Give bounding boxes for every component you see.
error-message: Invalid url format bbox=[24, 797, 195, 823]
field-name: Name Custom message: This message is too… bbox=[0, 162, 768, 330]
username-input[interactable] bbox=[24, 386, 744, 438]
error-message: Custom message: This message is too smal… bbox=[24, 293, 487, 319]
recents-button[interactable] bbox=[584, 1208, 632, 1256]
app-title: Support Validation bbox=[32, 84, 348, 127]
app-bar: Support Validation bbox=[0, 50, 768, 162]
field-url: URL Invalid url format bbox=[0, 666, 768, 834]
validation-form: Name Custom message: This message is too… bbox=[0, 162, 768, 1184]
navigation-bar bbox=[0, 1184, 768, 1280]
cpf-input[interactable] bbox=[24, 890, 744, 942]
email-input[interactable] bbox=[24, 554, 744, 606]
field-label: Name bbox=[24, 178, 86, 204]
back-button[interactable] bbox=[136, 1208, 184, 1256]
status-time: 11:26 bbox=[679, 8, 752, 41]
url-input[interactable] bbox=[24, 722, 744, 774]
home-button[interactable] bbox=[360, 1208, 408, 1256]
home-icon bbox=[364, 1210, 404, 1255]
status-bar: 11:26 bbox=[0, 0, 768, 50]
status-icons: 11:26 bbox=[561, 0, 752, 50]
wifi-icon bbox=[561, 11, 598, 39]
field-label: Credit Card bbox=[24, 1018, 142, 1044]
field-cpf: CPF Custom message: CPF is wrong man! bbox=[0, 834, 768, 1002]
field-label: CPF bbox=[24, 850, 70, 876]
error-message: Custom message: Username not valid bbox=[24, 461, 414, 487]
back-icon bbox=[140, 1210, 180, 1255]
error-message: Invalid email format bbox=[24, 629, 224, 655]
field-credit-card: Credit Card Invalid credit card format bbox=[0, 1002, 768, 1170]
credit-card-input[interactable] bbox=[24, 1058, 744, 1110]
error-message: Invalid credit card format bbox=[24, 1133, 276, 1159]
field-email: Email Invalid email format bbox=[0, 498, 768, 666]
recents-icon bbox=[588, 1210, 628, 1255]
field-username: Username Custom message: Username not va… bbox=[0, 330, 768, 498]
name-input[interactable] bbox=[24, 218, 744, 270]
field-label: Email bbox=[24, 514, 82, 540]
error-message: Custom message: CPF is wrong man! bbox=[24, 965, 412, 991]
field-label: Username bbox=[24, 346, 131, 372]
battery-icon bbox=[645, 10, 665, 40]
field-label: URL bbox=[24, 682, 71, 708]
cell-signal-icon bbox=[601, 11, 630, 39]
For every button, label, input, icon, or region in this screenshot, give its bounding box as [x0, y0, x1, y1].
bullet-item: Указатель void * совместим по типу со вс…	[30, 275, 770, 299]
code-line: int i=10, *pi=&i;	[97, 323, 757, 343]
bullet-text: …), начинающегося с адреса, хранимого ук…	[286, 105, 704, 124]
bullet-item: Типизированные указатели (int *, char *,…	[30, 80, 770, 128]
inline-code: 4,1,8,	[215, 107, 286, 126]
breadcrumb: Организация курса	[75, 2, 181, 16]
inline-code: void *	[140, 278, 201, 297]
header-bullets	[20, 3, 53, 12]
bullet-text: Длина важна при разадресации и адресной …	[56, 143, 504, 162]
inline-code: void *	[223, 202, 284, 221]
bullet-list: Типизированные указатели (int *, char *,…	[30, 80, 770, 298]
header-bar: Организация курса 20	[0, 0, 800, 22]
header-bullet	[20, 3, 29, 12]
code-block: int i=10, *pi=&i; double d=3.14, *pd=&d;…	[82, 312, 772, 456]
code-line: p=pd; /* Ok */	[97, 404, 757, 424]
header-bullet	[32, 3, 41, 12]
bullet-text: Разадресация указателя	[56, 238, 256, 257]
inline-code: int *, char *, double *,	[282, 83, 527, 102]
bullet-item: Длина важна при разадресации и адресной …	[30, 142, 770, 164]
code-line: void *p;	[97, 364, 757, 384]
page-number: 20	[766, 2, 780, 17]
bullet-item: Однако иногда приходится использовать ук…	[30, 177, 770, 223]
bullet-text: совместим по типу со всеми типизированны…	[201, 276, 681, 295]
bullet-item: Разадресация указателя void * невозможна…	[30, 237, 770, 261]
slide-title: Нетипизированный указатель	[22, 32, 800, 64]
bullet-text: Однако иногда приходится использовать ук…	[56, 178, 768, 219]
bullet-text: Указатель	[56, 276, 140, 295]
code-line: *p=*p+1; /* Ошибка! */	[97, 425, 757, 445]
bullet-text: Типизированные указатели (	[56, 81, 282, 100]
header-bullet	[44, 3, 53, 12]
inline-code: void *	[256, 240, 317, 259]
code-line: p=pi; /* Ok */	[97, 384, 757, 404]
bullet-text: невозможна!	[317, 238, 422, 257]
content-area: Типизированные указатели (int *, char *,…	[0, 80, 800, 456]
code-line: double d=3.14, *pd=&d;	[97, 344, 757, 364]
================
» **WHAT THE TASK ASKS**:
Copy all of the lines above, word for word and character for character.

» **OUTPUT OF THE EXERCISE**:
Give bounding boxes for every component you see.
error-message: Invalid url format bbox=[24, 797, 195, 823]
field-name: Name Custom message: This message is too… bbox=[0, 162, 768, 330]
username-input[interactable] bbox=[24, 386, 744, 438]
error-message: Custom message: This message is too smal… bbox=[24, 293, 487, 319]
recents-button[interactable] bbox=[584, 1208, 632, 1256]
app-title: Support Validation bbox=[32, 84, 348, 127]
app-bar: Support Validation bbox=[0, 50, 768, 162]
field-url: URL Invalid url format bbox=[0, 666, 768, 834]
validation-form: Name Custom message: This message is too… bbox=[0, 162, 768, 1184]
navigation-bar bbox=[0, 1184, 768, 1280]
cpf-input[interactable] bbox=[24, 890, 744, 942]
email-input[interactable] bbox=[24, 554, 744, 606]
field-label: Name bbox=[24, 178, 86, 204]
back-button[interactable] bbox=[136, 1208, 184, 1256]
status-time: 11:26 bbox=[679, 8, 752, 41]
url-input[interactable] bbox=[24, 722, 744, 774]
home-button[interactable] bbox=[360, 1208, 408, 1256]
home-icon bbox=[364, 1210, 404, 1255]
status-bar: 11:26 bbox=[0, 0, 768, 50]
status-icons: 11:26 bbox=[561, 0, 752, 50]
wifi-icon bbox=[561, 11, 598, 39]
field-label: Credit Card bbox=[24, 1018, 142, 1044]
field-cpf: CPF Custom message: CPF is wrong man! bbox=[0, 834, 768, 1002]
field-label: CPF bbox=[24, 850, 70, 876]
error-message: Custom message: Username not valid bbox=[24, 461, 414, 487]
back-icon bbox=[140, 1210, 180, 1255]
error-message: Invalid email format bbox=[24, 629, 224, 655]
field-credit-card: Credit Card Invalid credit card format bbox=[0, 1002, 768, 1170]
credit-card-input[interactable] bbox=[24, 1058, 744, 1110]
error-message: Invalid credit card format bbox=[24, 1133, 276, 1159]
field-email: Email Invalid email format bbox=[0, 498, 768, 666]
recents-icon bbox=[588, 1210, 628, 1255]
field-username: Username Custom message: Username not va… bbox=[0, 330, 768, 498]
name-input[interactable] bbox=[24, 218, 744, 270]
field-label: Email bbox=[24, 514, 82, 540]
error-message: Custom message: CPF is wrong man! bbox=[24, 965, 412, 991]
field-label: Username bbox=[24, 346, 131, 372]
battery-icon bbox=[645, 10, 665, 40]
field-label: URL bbox=[24, 682, 71, 708]
cell-signal-icon bbox=[601, 11, 630, 39]
For every button, label, input, icon, or region in this screenshot, give its bounding box as [x0, y0, x1, y1].
bullet-item: Указатель void * совместим по типу со вс…	[30, 275, 770, 299]
code-line: int i=10, *pi=&i;	[97, 323, 757, 343]
bullet-text: …), начинающегося с адреса, хранимого ук…	[286, 105, 704, 124]
bullet-item: Типизированные указатели (int *, char *,…	[30, 80, 770, 128]
inline-code: 4,1,8,	[215, 107, 286, 126]
breadcrumb: Организация курса	[75, 2, 181, 16]
inline-code: void *	[140, 278, 201, 297]
header-bullets	[20, 3, 53, 12]
bullet-text: Длина важна при разадресации и адресной …	[56, 143, 504, 162]
inline-code: void *	[223, 202, 284, 221]
bullet-list: Типизированные указатели (int *, char *,…	[30, 80, 770, 298]
header-bar: Организация курса 20	[0, 0, 800, 22]
header-bullet	[20, 3, 29, 12]
code-block: int i=10, *pi=&i; double d=3.14, *pd=&d;…	[82, 312, 772, 456]
code-line: p=pd; /* Ok */	[97, 404, 757, 424]
header-bullet	[32, 3, 41, 12]
bullet-text: Разадресация указателя	[56, 238, 256, 257]
inline-code: int *, char *, double *,	[282, 83, 527, 102]
bullet-item: Длина важна при разадресации и адресной …	[30, 142, 770, 164]
code-line: void *p;	[97, 364, 757, 384]
page-number: 20	[766, 2, 780, 17]
bullet-item: Однако иногда приходится использовать ук…	[30, 177, 770, 223]
bullet-text: совместим по типу со всеми типизированны…	[201, 276, 681, 295]
bullet-item: Разадресация указателя void * невозможна…	[30, 237, 770, 261]
slide-title: Нетипизированный указатель	[22, 32, 800, 64]
bullet-text: Однако иногда приходится использовать ук…	[56, 178, 768, 219]
bullet-text: Указатель	[56, 276, 140, 295]
code-line: *p=*p+1; /* Ошибка! */	[97, 425, 757, 445]
bullet-text: Типизированные указатели (	[56, 81, 282, 100]
header-bullet	[44, 3, 53, 12]
inline-code: void *	[256, 240, 317, 259]
code-line: p=pi; /* Ok */	[97, 384, 757, 404]
bullet-text: невозможна!	[317, 238, 422, 257]
content-area: Типизированные указатели (int *, char *,…	[0, 80, 800, 456]
code-line: double d=3.14, *pd=&d;	[97, 344, 757, 364]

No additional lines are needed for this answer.